> Supplied records:
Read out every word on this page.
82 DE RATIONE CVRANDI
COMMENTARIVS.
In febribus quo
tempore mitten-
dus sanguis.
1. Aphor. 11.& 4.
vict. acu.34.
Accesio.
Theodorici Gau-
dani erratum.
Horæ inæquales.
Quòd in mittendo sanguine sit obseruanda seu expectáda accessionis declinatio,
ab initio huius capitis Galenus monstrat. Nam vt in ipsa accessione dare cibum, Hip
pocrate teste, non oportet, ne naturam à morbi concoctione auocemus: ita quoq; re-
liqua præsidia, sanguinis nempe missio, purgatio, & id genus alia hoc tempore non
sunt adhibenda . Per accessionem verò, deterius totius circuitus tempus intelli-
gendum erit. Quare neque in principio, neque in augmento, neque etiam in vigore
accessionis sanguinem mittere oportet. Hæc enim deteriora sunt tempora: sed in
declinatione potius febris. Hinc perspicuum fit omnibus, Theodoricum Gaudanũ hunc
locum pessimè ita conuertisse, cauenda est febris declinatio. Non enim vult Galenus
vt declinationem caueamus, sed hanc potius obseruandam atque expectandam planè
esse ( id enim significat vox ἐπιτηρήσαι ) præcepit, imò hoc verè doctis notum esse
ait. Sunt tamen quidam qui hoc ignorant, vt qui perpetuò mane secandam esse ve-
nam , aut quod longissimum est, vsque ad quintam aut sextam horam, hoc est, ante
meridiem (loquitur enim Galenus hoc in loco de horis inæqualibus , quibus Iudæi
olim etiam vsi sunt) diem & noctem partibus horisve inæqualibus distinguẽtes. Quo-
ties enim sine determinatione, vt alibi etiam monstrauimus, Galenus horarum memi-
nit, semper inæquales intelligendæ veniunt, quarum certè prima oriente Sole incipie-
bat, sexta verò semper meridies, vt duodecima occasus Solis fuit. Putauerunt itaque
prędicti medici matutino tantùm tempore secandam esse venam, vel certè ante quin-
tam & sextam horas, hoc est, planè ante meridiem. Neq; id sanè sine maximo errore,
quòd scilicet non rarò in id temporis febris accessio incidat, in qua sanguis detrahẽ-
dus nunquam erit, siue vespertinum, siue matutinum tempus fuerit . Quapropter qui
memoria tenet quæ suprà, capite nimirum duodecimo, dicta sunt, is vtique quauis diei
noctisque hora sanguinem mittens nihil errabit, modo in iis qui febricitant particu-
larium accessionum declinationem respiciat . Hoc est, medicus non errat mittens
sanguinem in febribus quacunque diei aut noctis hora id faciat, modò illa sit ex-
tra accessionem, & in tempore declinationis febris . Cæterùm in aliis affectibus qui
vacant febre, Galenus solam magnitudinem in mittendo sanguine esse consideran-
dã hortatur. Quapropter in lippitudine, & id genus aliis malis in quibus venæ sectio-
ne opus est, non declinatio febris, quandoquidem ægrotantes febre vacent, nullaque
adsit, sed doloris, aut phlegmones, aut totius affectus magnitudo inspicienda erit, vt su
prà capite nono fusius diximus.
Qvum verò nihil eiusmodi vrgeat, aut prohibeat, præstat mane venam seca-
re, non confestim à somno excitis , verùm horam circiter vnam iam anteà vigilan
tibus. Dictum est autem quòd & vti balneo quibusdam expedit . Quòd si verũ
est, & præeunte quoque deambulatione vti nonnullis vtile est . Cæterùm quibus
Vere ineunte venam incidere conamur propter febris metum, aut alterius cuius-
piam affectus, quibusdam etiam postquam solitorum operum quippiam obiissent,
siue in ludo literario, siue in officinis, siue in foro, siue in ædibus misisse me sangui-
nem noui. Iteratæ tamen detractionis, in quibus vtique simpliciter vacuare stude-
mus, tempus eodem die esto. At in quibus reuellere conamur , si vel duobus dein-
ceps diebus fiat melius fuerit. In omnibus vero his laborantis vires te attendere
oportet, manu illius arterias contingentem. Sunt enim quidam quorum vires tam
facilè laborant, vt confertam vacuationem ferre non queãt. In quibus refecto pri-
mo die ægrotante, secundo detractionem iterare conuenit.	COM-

> Prompt:
Print the whole listing again, exactly.

> Task solution:
Read out every word on this page.
82 DE RATIONE CVRANDI
COMMENTARIVS.
In febribus quo
tempore mitten-
dus sanguis.
1. Aphor. 11.& 4.
vict. acu.34.
Accesio.
Theodorici Gau-
dani erratum.
Horæ inæquales.
Quòd in mittendo sanguine sit obseruanda seu expectáda accessionis declinatio,
ab initio huius capitis Galenus monstrat. Nam vt in ipsa accessione dare cibum, Hip
pocrate teste, non oportet, ne naturam à morbi concoctione auocemus: ita quoq; re-
liqua præsidia, sanguinis nempe missio, purgatio, & id genus alia hoc tempore non
sunt adhibenda . Per accessionem verò, deterius totius circuitus tempus intelli-
gendum erit. Quare neque in principio, neque in augmento, neque etiam in vigore
accessionis sanguinem mittere oportet. Hæc enim deteriora sunt tempora: sed in
declinatione potius febris. Hinc perspicuum fit omnibus, Theodoricum Gaudanũ hunc
locum pessimè ita conuertisse, cauenda est febris declinatio. Non enim vult Galenus
vt declinationem caueamus, sed hanc potius obseruandam atque expectandam planè
esse ( id enim significat vox ἐπιτηρήσαι ) præcepit, imò hoc verè doctis notum esse
ait. Sunt tamen quidam qui hoc ignorant, vt qui perpetuò mane secandam esse ve-
nam , aut quod longissimum est, vsque ad quintam aut sextam horam, hoc est, ante
meridiem (loquitur enim Galenus hoc in loco de horis inæqualibus , quibus Iudæi
olim etiam vsi sunt) diem & noctem partibus horisve inæqualibus distinguẽtes. Quo-
ties enim sine determinatione, vt alibi etiam monstrauimus, Galenus horarum memi-
nit, semper inæquales intelligendæ veniunt, quarum certè prima oriente Sole incipie-
bat, sexta verò semper meridies, vt duodecima occasus Solis fuit. Putauerunt itaque
prędicti medici matutino tantùm tempore secandam esse venam, vel certè ante quin-
tam & sextam horas, hoc est, planè ante meridiem. Neq; id sanè sine maximo errore,
quòd scilicet non rarò in id temporis febris accessio incidat, in qua sanguis detrahẽ-
dus nunquam erit, siue vespertinum, siue matutinum tempus fuerit . Quapropter qui
memoria tenet quæ suprà, capite nimirum duodecimo, dicta sunt, is vtique quauis diei
noctisque hora sanguinem mittens nihil errabit, modo in iis qui febricitant particu-
larium accessionum declinationem respiciat . Hoc est, medicus non errat mittens
sanguinem in febribus quacunque diei aut noctis hora id faciat, modò illa sit ex-
tra accessionem, & in tempore declinationis febris . Cæterùm in aliis affectibus qui
vacant febre, Galenus solam magnitudinem in mittendo sanguine esse consideran-
dã hortatur. Quapropter in lippitudine, & id genus aliis malis in quibus venæ sectio-
ne opus est, non declinatio febris, quandoquidem ægrotantes febre vacent, nullaque
adsit, sed doloris, aut phlegmones, aut totius affectus magnitudo inspicienda erit, vt su
prà capite nono fusius diximus.
Qvum verò nihil eiusmodi vrgeat, aut prohibeat, præstat mane venam seca-
re, non confestim à somno excitis , verùm horam circiter vnam iam anteà vigilan
tibus. Dictum est autem quòd & vti balneo quibusdam expedit . Quòd si verũ
est, & præeunte quoque deambulatione vti nonnullis vtile est . Cæterùm quibus
Vere ineunte venam incidere conamur propter febris metum, aut alterius cuius-
piam affectus, quibusdam etiam postquam solitorum operum quippiam obiissent,
siue in ludo literario, siue in officinis, siue in foro, siue in ædibus misisse me sangui-
nem noui. Iteratæ tamen detractionis, in quibus vtique simpliciter vacuare stude-
mus, tempus eodem die esto. At in quibus reuellere conamur , si vel duobus dein-
ceps diebus fiat melius fuerit. In omnibus vero his laborantis vires te attendere
oportet, manu illius arterias contingentem. Sunt enim quidam quorum vires tam
facilè laborant, vt confertam vacuationem ferre non queãt. In quibus refecto pri-
mo die ægrotante, secundo detractionem iterare conuenit.	COM-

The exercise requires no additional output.